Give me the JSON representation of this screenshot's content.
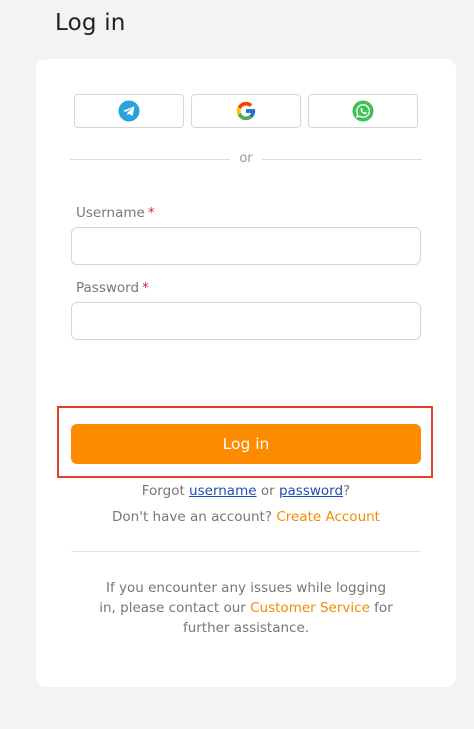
{
  "page": {
    "title": "Log in"
  },
  "social": {
    "telegram_icon": "telegram-icon",
    "google_icon": "google-icon",
    "whatsapp_icon": "whatsapp-icon"
  },
  "divider": {
    "text": "or"
  },
  "form": {
    "username_label": "Username",
    "password_label": "Password",
    "required_mark": "*",
    "username_value": "",
    "password_value": ""
  },
  "login_button": {
    "label": "Log in"
  },
  "forgot": {
    "prefix": "Forgot ",
    "username_link": "username",
    "middle": " or ",
    "password_link": "password",
    "suffix": "?"
  },
  "signup": {
    "prefix": "Don't have an account? ",
    "link": "Create Account"
  },
  "help": {
    "prefix": "If you encounter any issues while logging in, please contact our ",
    "link": "Customer Service",
    "suffix": " for further assistance."
  },
  "colors": {
    "accent": "#fd8b00",
    "link_blue": "#1f4fb2",
    "required": "#d9262e",
    "highlight": "#e0432a"
  }
}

========================================

Challenge ▸
All of the data above should be transcribed verbatim, with pictures omitted.

Expected output ▸
Give me the JSON representation of this screenshot's content.
{
  "page": {
    "title": "Log in"
  },
  "social": {
    "telegram_icon": "telegram-icon",
    "google_icon": "google-icon",
    "whatsapp_icon": "whatsapp-icon"
  },
  "divider": {
    "text": "or"
  },
  "form": {
    "username_label": "Username",
    "password_label": "Password",
    "required_mark": "*",
    "username_value": "",
    "password_value": ""
  },
  "login_button": {
    "label": "Log in"
  },
  "forgot": {
    "prefix": "Forgot ",
    "username_link": "username",
    "middle": " or ",
    "password_link": "password",
    "suffix": "?"
  },
  "signup": {
    "prefix": "Don't have an account? ",
    "link": "Create Account"
  },
  "help": {
    "prefix": "If you encounter any issues while logging in, please contact our ",
    "link": "Customer Service",
    "suffix": " for further assistance."
  },
  "colors": {
    "accent": "#fd8b00",
    "link_blue": "#1f4fb2",
    "required": "#d9262e",
    "highlight": "#e0432a"
  }
}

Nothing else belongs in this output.